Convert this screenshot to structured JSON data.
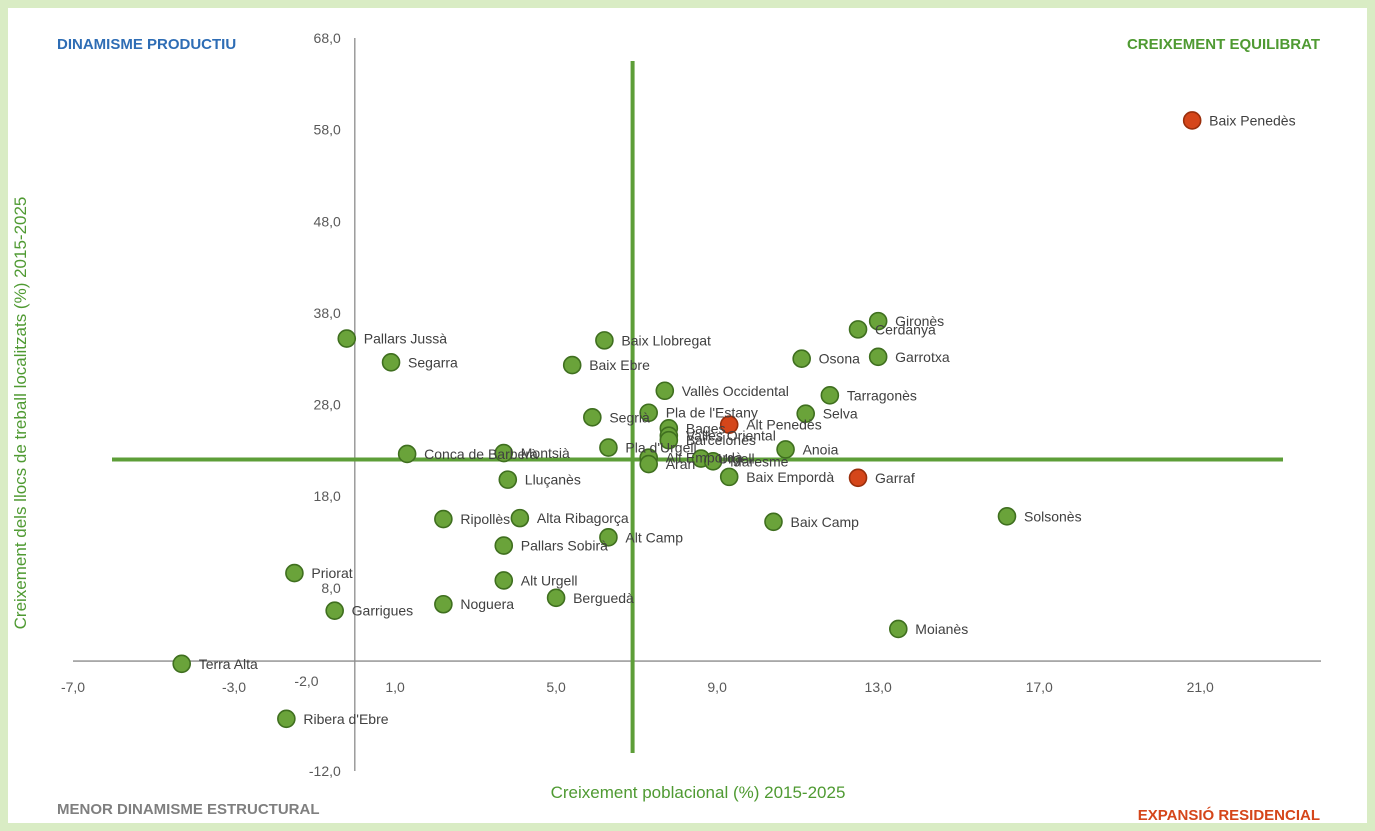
{
  "chart_data": {
    "type": "scatter",
    "xlabel": "Creixement poblacional (%) 2015-2025",
    "ylabel": "Creixement dels llocs de treball localitzats (%) 2015-2025",
    "xlim": [
      -7.0,
      24.0
    ],
    "ylim": [
      -12.0,
      68.0
    ],
    "x_ticks": [
      "-7,0",
      "-3,0",
      "1,0",
      "5,0",
      "9,0",
      "13,0",
      "17,0",
      "21,0"
    ],
    "x_tick_values": [
      -7,
      -3,
      1,
      5,
      9,
      13,
      17,
      21
    ],
    "y_ticks": [
      "68,0",
      "58,0",
      "48,0",
      "38,0",
      "28,0",
      "18,0",
      "8,0",
      "-2,0",
      "-12,0"
    ],
    "y_tick_values": [
      68,
      58,
      48,
      38,
      28,
      18,
      8,
      -2,
      -12
    ],
    "x_axis_label_extra": "-2,0",
    "reference_lines": {
      "x": 6.9,
      "y": 22.0
    },
    "quadrants": {
      "top_left": "DINAMISME PRODUCTIU",
      "top_right": "CREIXEMENT EQUILIBRAT",
      "bottom_left": "MENOR DINAMISME ESTRUCTURAL",
      "bottom_right": "EXPANSIÓ RESIDENCIAL"
    },
    "colors": {
      "normal": "#6aa33a",
      "normal_stroke": "#3f6f1f",
      "highlight": "#d5461a",
      "highlight_stroke": "#9a2f0c",
      "ref_line": "#5d9e38",
      "axis": "#8c8c8c",
      "top_left_label": "#2e6db5",
      "right_labels": "#4f9a32",
      "bottom_left_label": "#7f7f7f",
      "bottom_right_label": "#d5461a"
    },
    "points": [
      {
        "name": "Baix Penedès",
        "x": 20.8,
        "y": 59.0,
        "highlight": true
      },
      {
        "name": "Gironès",
        "x": 13.0,
        "y": 37.1,
        "highlight": false
      },
      {
        "name": "Cerdanya",
        "x": 12.5,
        "y": 36.2,
        "highlight": false
      },
      {
        "name": "Garrotxa",
        "x": 13.0,
        "y": 33.2,
        "highlight": false
      },
      {
        "name": "Osona",
        "x": 11.1,
        "y": 33.0,
        "highlight": false
      },
      {
        "name": "Pallars Jussà",
        "x": -0.2,
        "y": 35.2,
        "highlight": false
      },
      {
        "name": "Baix Llobregat",
        "x": 6.2,
        "y": 35.0,
        "highlight": false
      },
      {
        "name": "Segarra",
        "x": 0.9,
        "y": 32.6,
        "highlight": false
      },
      {
        "name": "Baix Ebre",
        "x": 5.4,
        "y": 32.3,
        "highlight": false
      },
      {
        "name": "Vallès Occidental",
        "x": 7.7,
        "y": 29.5,
        "highlight": false
      },
      {
        "name": "Tarragonès",
        "x": 11.8,
        "y": 29.0,
        "highlight": false
      },
      {
        "name": "Pla de l'Estany",
        "x": 7.3,
        "y": 27.1,
        "highlight": false
      },
      {
        "name": "Selva",
        "x": 11.2,
        "y": 27.0,
        "highlight": false
      },
      {
        "name": "Segrià",
        "x": 5.9,
        "y": 26.6,
        "highlight": false
      },
      {
        "name": "Bages",
        "x": 7.8,
        "y": 25.4,
        "highlight": false
      },
      {
        "name": "Alt Penedès",
        "x": 9.3,
        "y": 25.8,
        "highlight": true
      },
      {
        "name": "Vallès Oriental",
        "x": 7.8,
        "y": 24.6,
        "highlight": false
      },
      {
        "name": "Barcelonès",
        "x": 7.8,
        "y": 24.1,
        "highlight": false
      },
      {
        "name": "Pla d'Urgell",
        "x": 6.3,
        "y": 23.3,
        "highlight": false
      },
      {
        "name": "Anoia",
        "x": 10.7,
        "y": 23.1,
        "highlight": false
      },
      {
        "name": "Conca de Barberà",
        "x": 1.3,
        "y": 22.6,
        "highlight": false
      },
      {
        "name": "Montsià",
        "x": 3.7,
        "y": 22.7,
        "highlight": false
      },
      {
        "name": "Alt Empordà",
        "x": 7.3,
        "y": 22.2,
        "highlight": false
      },
      {
        "name": "Urgell",
        "x": 8.6,
        "y": 22.1,
        "highlight": false
      },
      {
        "name": "Maresme",
        "x": 8.9,
        "y": 21.8,
        "highlight": false
      },
      {
        "name": "Aran",
        "x": 7.3,
        "y": 21.5,
        "highlight": false
      },
      {
        "name": "Baix Empordà",
        "x": 9.3,
        "y": 20.1,
        "highlight": false
      },
      {
        "name": "Garraf",
        "x": 12.5,
        "y": 20.0,
        "highlight": true
      },
      {
        "name": "Lluçanès",
        "x": 3.8,
        "y": 19.8,
        "highlight": false
      },
      {
        "name": "Solsonès",
        "x": 16.2,
        "y": 15.8,
        "highlight": false
      },
      {
        "name": "Ripollès",
        "x": 2.2,
        "y": 15.5,
        "highlight": false
      },
      {
        "name": "Alta Ribagorça",
        "x": 4.1,
        "y": 15.6,
        "highlight": false
      },
      {
        "name": "Baix Camp",
        "x": 10.4,
        "y": 15.2,
        "highlight": false
      },
      {
        "name": "Alt Camp",
        "x": 6.3,
        "y": 13.5,
        "highlight": false
      },
      {
        "name": "Pallars Sobirà",
        "x": 3.7,
        "y": 12.6,
        "highlight": false
      },
      {
        "name": "Priorat",
        "x": -1.5,
        "y": 9.6,
        "highlight": false
      },
      {
        "name": "Alt Urgell",
        "x": 3.7,
        "y": 8.8,
        "highlight": false
      },
      {
        "name": "Berguedà",
        "x": 5.0,
        "y": 6.9,
        "highlight": false
      },
      {
        "name": "Noguera",
        "x": 2.2,
        "y": 6.2,
        "highlight": false
      },
      {
        "name": "Garrigues",
        "x": -0.5,
        "y": 5.5,
        "highlight": false
      },
      {
        "name": "Moianès",
        "x": 13.5,
        "y": 3.5,
        "highlight": false
      },
      {
        "name": "Terra Alta",
        "x": -4.3,
        "y": -0.3,
        "highlight": false
      },
      {
        "name": "Ribera d'Ebre",
        "x": -1.7,
        "y": -6.3,
        "highlight": false
      }
    ]
  }
}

• What is being asked: Set the entries down again exactly. Do not include the images.

• Expected answer:
Convert this screenshot to structured JSON data.
{
  "chart_data": {
    "type": "scatter",
    "xlabel": "Creixement poblacional (%) 2015-2025",
    "ylabel": "Creixement dels llocs de treball localitzats (%) 2015-2025",
    "xlim": [
      -7.0,
      24.0
    ],
    "ylim": [
      -12.0,
      68.0
    ],
    "x_ticks": [
      "-7,0",
      "-3,0",
      "1,0",
      "5,0",
      "9,0",
      "13,0",
      "17,0",
      "21,0"
    ],
    "x_tick_values": [
      -7,
      -3,
      1,
      5,
      9,
      13,
      17,
      21
    ],
    "y_ticks": [
      "68,0",
      "58,0",
      "48,0",
      "38,0",
      "28,0",
      "18,0",
      "8,0",
      "-2,0",
      "-12,0"
    ],
    "y_tick_values": [
      68,
      58,
      48,
      38,
      28,
      18,
      8,
      -2,
      -12
    ],
    "x_axis_label_extra": "-2,0",
    "reference_lines": {
      "x": 6.9,
      "y": 22.0
    },
    "quadrants": {
      "top_left": "DINAMISME PRODUCTIU",
      "top_right": "CREIXEMENT EQUILIBRAT",
      "bottom_left": "MENOR DINAMISME ESTRUCTURAL",
      "bottom_right": "EXPANSIÓ RESIDENCIAL"
    },
    "colors": {
      "normal": "#6aa33a",
      "normal_stroke": "#3f6f1f",
      "highlight": "#d5461a",
      "highlight_stroke": "#9a2f0c",
      "ref_line": "#5d9e38",
      "axis": "#8c8c8c",
      "top_left_label": "#2e6db5",
      "right_labels": "#4f9a32",
      "bottom_left_label": "#7f7f7f",
      "bottom_right_label": "#d5461a"
    },
    "points": [
      {
        "name": "Baix Penedès",
        "x": 20.8,
        "y": 59.0,
        "highlight": true
      },
      {
        "name": "Gironès",
        "x": 13.0,
        "y": 37.1,
        "highlight": false
      },
      {
        "name": "Cerdanya",
        "x": 12.5,
        "y": 36.2,
        "highlight": false
      },
      {
        "name": "Garrotxa",
        "x": 13.0,
        "y": 33.2,
        "highlight": false
      },
      {
        "name": "Osona",
        "x": 11.1,
        "y": 33.0,
        "highlight": false
      },
      {
        "name": "Pallars Jussà",
        "x": -0.2,
        "y": 35.2,
        "highlight": false
      },
      {
        "name": "Baix Llobregat",
        "x": 6.2,
        "y": 35.0,
        "highlight": false
      },
      {
        "name": "Segarra",
        "x": 0.9,
        "y": 32.6,
        "highlight": false
      },
      {
        "name": "Baix Ebre",
        "x": 5.4,
        "y": 32.3,
        "highlight": false
      },
      {
        "name": "Vallès Occidental",
        "x": 7.7,
        "y": 29.5,
        "highlight": false
      },
      {
        "name": "Tarragonès",
        "x": 11.8,
        "y": 29.0,
        "highlight": false
      },
      {
        "name": "Pla de l'Estany",
        "x": 7.3,
        "y": 27.1,
        "highlight": false
      },
      {
        "name": "Selva",
        "x": 11.2,
        "y": 27.0,
        "highlight": false
      },
      {
        "name": "Segrià",
        "x": 5.9,
        "y": 26.6,
        "highlight": false
      },
      {
        "name": "Bages",
        "x": 7.8,
        "y": 25.4,
        "highlight": false
      },
      {
        "name": "Alt Penedès",
        "x": 9.3,
        "y": 25.8,
        "highlight": true
      },
      {
        "name": "Vallès Oriental",
        "x": 7.8,
        "y": 24.6,
        "highlight": false
      },
      {
        "name": "Barcelonès",
        "x": 7.8,
        "y": 24.1,
        "highlight": false
      },
      {
        "name": "Pla d'Urgell",
        "x": 6.3,
        "y": 23.3,
        "highlight": false
      },
      {
        "name": "Anoia",
        "x": 10.7,
        "y": 23.1,
        "highlight": false
      },
      {
        "name": "Conca de Barberà",
        "x": 1.3,
        "y": 22.6,
        "highlight": false
      },
      {
        "name": "Montsià",
        "x": 3.7,
        "y": 22.7,
        "highlight": false
      },
      {
        "name": "Alt Empordà",
        "x": 7.3,
        "y": 22.2,
        "highlight": false
      },
      {
        "name": "Urgell",
        "x": 8.6,
        "y": 22.1,
        "highlight": false
      },
      {
        "name": "Maresme",
        "x": 8.9,
        "y": 21.8,
        "highlight": false
      },
      {
        "name": "Aran",
        "x": 7.3,
        "y": 21.5,
        "highlight": false
      },
      {
        "name": "Baix Empordà",
        "x": 9.3,
        "y": 20.1,
        "highlight": false
      },
      {
        "name": "Garraf",
        "x": 12.5,
        "y": 20.0,
        "highlight": true
      },
      {
        "name": "Lluçanès",
        "x": 3.8,
        "y": 19.8,
        "highlight": false
      },
      {
        "name": "Solsonès",
        "x": 16.2,
        "y": 15.8,
        "highlight": false
      },
      {
        "name": "Ripollès",
        "x": 2.2,
        "y": 15.5,
        "highlight": false
      },
      {
        "name": "Alta Ribagorça",
        "x": 4.1,
        "y": 15.6,
        "highlight": false
      },
      {
        "name": "Baix Camp",
        "x": 10.4,
        "y": 15.2,
        "highlight": false
      },
      {
        "name": "Alt Camp",
        "x": 6.3,
        "y": 13.5,
        "highlight": false
      },
      {
        "name": "Pallars Sobirà",
        "x": 3.7,
        "y": 12.6,
        "highlight": false
      },
      {
        "name": "Priorat",
        "x": -1.5,
        "y": 9.6,
        "highlight": false
      },
      {
        "name": "Alt Urgell",
        "x": 3.7,
        "y": 8.8,
        "highlight": false
      },
      {
        "name": "Berguedà",
        "x": 5.0,
        "y": 6.9,
        "highlight": false
      },
      {
        "name": "Noguera",
        "x": 2.2,
        "y": 6.2,
        "highlight": false
      },
      {
        "name": "Garrigues",
        "x": -0.5,
        "y": 5.5,
        "highlight": false
      },
      {
        "name": "Moianès",
        "x": 13.5,
        "y": 3.5,
        "highlight": false
      },
      {
        "name": "Terra Alta",
        "x": -4.3,
        "y": -0.3,
        "highlight": false
      },
      {
        "name": "Ribera d'Ebre",
        "x": -1.7,
        "y": -6.3,
        "highlight": false
      }
    ]
  }
}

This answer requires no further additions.